◆ WHAT THE TASK ASKS:
Answer with one number: how many lines hold "kind".

—————

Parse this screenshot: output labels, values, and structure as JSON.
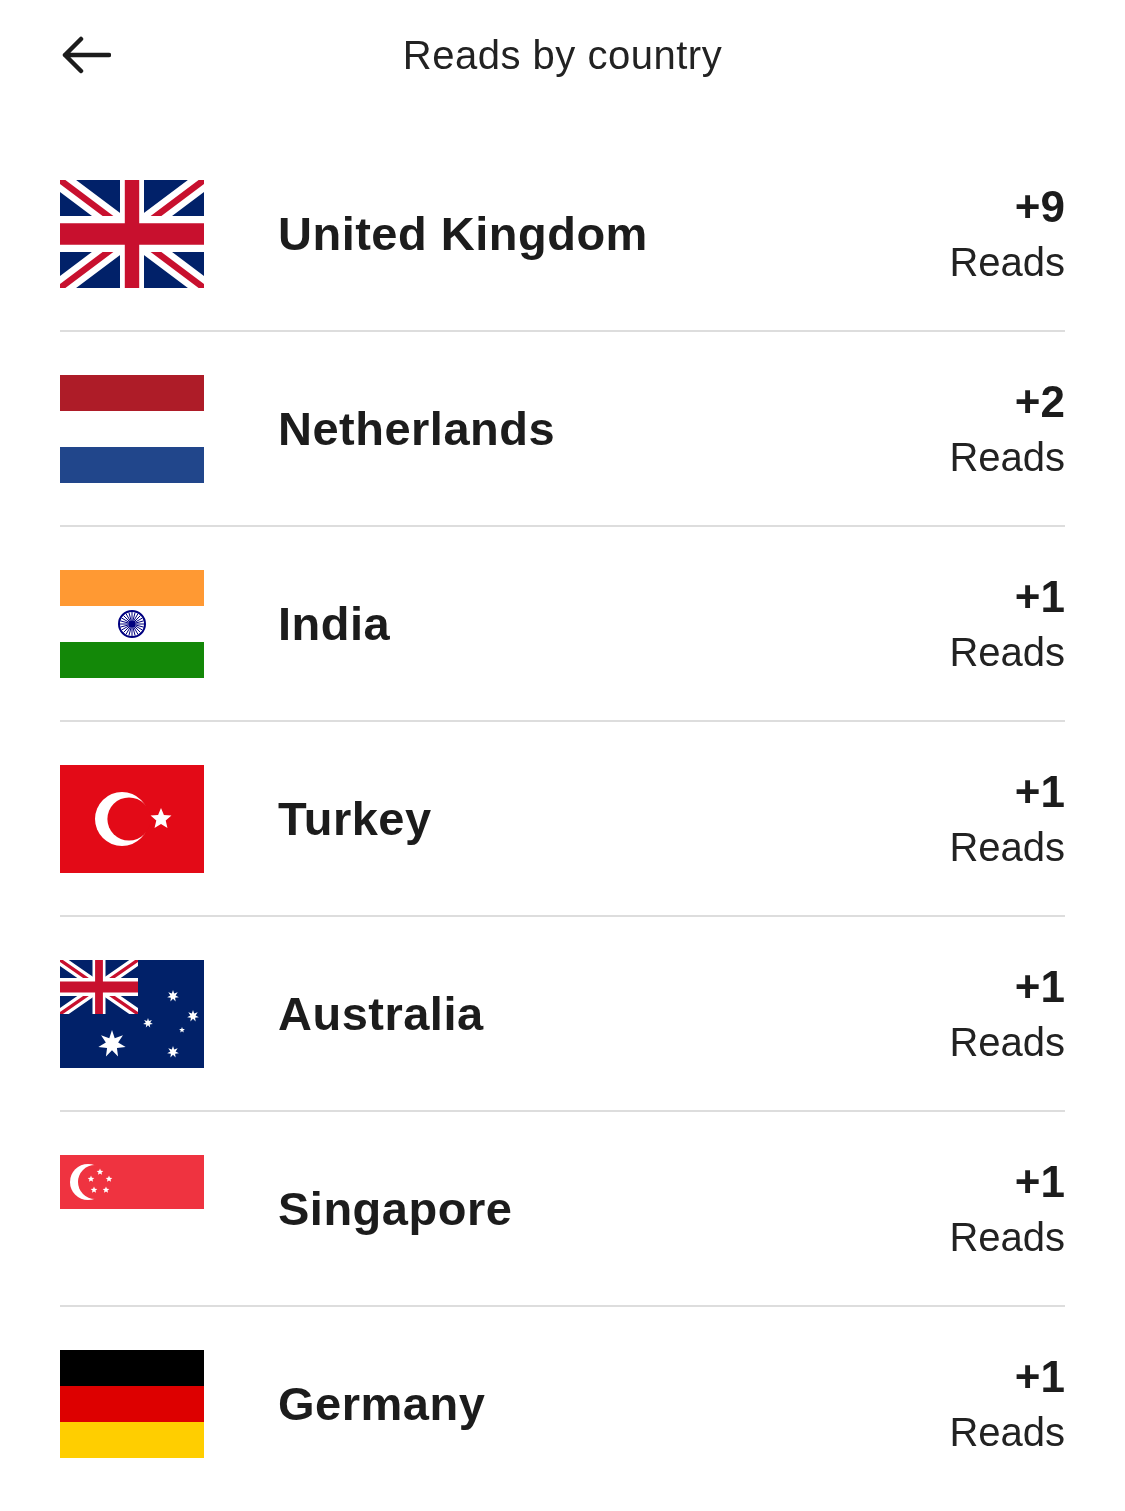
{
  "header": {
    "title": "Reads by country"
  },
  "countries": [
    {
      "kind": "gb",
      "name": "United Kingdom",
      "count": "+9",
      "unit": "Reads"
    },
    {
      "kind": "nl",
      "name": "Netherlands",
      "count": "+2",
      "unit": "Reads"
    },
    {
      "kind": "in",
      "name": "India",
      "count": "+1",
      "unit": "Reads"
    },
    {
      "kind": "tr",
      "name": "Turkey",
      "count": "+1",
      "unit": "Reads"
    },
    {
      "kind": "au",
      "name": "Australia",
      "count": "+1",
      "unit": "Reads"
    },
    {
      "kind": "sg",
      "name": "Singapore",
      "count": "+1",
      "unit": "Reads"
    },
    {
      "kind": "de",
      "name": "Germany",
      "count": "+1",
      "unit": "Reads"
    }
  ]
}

—————

◆ FULL OUTPUT:
7